# Material for this task:
----

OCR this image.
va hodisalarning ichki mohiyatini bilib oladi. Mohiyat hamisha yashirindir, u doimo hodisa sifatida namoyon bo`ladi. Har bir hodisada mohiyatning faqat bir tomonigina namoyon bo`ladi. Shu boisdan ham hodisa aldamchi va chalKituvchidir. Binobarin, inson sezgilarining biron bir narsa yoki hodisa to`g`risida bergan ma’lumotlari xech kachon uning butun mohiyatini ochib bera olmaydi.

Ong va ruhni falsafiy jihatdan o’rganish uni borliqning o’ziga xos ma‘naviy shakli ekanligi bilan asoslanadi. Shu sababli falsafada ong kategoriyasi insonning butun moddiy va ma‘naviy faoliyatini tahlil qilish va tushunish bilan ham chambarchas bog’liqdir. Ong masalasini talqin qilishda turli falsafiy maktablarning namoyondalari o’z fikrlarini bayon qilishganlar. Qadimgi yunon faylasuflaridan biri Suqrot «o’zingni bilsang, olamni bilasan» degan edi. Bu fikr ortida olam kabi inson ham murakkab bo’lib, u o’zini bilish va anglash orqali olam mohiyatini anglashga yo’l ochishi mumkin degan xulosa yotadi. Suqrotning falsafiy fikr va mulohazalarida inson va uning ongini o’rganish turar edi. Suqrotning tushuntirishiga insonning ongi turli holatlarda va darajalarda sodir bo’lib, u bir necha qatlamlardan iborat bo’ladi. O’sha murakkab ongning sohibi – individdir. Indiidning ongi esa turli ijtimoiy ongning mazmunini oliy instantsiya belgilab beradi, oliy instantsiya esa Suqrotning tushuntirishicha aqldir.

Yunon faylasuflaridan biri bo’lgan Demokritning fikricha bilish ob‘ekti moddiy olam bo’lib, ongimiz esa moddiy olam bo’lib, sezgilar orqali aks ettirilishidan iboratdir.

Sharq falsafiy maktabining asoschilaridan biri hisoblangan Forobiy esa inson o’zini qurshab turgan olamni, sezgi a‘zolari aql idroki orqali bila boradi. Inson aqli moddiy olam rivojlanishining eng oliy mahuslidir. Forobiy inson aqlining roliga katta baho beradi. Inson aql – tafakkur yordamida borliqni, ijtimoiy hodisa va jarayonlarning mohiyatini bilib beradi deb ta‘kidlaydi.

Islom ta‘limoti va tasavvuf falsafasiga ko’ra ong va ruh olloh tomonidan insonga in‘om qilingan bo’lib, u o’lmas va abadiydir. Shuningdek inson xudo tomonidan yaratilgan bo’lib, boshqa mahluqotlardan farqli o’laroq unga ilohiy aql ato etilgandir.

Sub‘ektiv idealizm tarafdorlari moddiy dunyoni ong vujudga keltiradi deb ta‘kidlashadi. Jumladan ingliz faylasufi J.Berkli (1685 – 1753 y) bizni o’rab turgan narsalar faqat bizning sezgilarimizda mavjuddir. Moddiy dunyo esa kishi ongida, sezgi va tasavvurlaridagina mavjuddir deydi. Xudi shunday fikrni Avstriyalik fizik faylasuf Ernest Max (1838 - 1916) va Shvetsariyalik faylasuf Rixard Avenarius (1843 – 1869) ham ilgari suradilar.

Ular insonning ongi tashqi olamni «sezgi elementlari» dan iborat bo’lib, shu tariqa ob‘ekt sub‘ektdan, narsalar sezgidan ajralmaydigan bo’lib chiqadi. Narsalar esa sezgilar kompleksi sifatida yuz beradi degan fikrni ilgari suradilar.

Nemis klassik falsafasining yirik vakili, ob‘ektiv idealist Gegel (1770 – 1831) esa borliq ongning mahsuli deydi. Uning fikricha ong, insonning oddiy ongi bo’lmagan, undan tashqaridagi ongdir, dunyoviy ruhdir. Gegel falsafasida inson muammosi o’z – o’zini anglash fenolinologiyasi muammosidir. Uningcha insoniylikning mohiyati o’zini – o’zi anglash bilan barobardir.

----

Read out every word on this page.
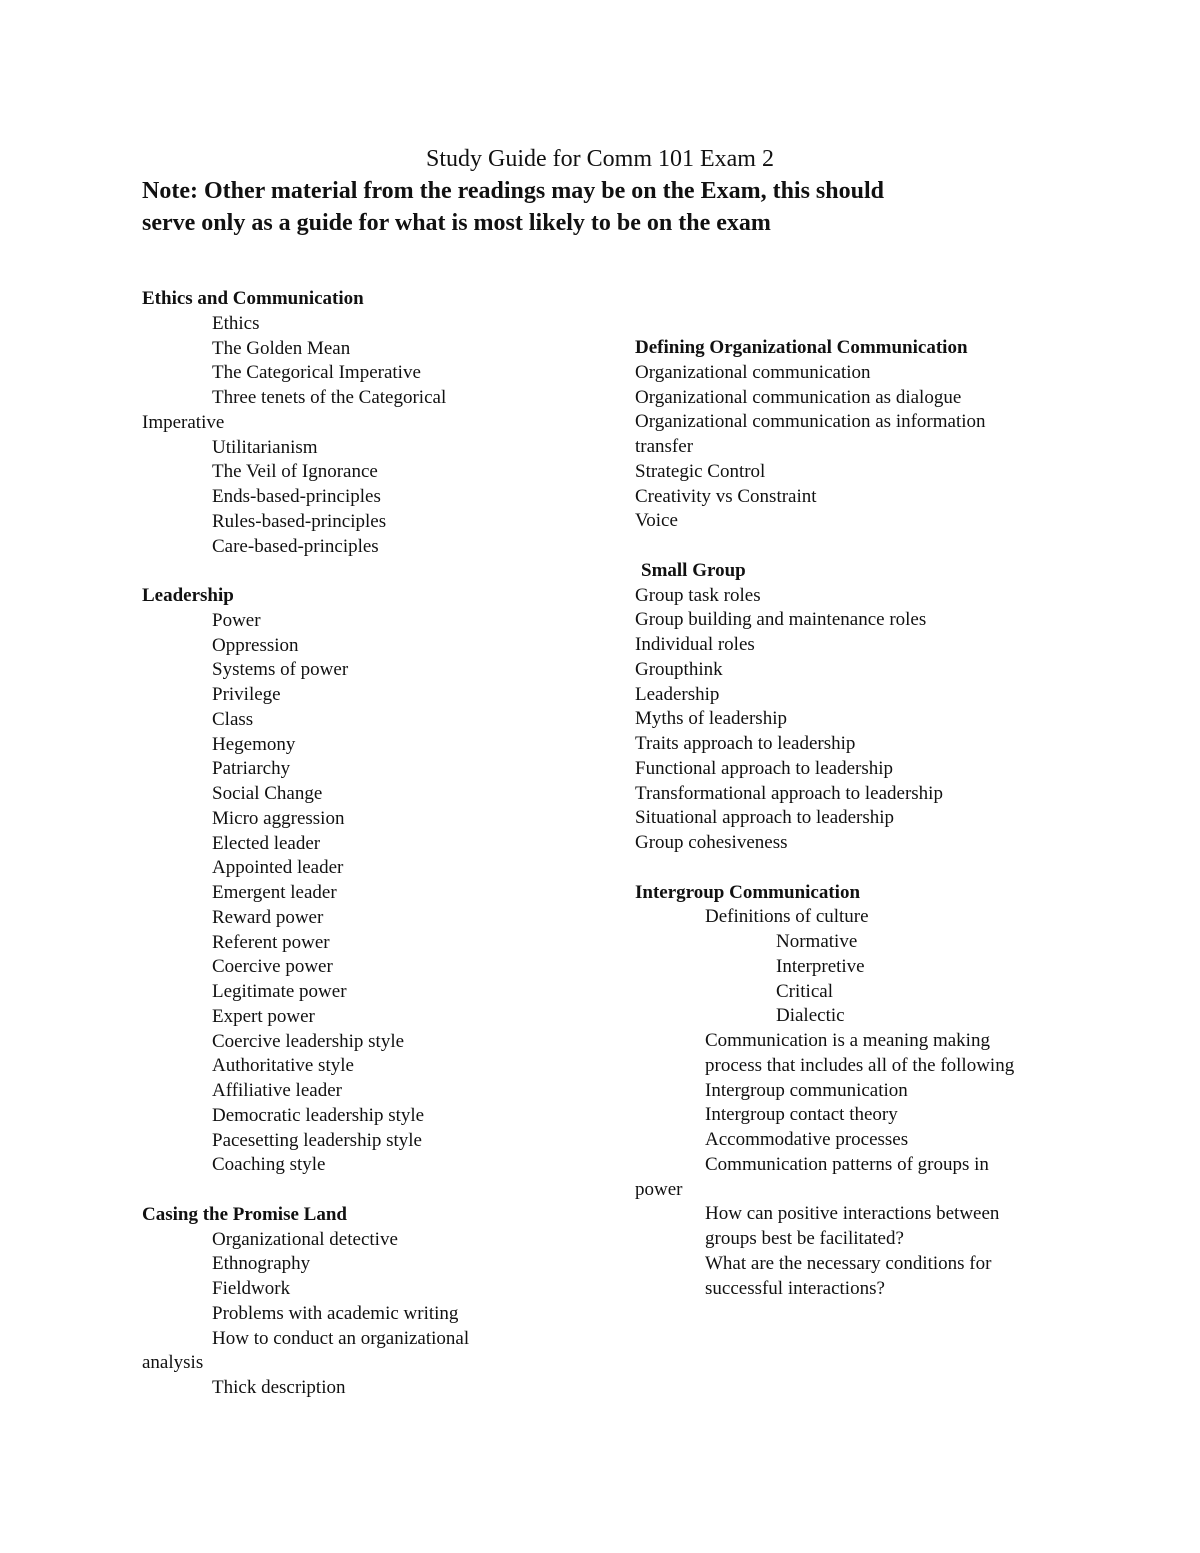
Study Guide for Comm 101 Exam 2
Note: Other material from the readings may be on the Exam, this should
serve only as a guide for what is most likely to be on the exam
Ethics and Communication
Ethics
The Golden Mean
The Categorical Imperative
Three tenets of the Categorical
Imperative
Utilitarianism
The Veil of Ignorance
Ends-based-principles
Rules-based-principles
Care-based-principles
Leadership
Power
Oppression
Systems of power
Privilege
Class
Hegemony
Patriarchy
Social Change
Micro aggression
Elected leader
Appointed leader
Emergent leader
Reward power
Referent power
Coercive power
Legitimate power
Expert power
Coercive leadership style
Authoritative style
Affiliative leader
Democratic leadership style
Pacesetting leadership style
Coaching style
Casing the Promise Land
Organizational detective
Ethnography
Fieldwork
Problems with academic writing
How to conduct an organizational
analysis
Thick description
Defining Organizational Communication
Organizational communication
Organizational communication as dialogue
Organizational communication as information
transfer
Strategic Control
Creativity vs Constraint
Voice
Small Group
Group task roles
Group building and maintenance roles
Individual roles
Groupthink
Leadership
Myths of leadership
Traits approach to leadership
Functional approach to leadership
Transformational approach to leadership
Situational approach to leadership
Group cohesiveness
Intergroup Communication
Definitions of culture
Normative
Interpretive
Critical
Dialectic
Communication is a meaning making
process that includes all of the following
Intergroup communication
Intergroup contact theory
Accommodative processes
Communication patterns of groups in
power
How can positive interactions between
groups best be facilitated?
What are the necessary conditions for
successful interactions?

----

Your answer should be a single number: the count of lines containing the word "turgan".

2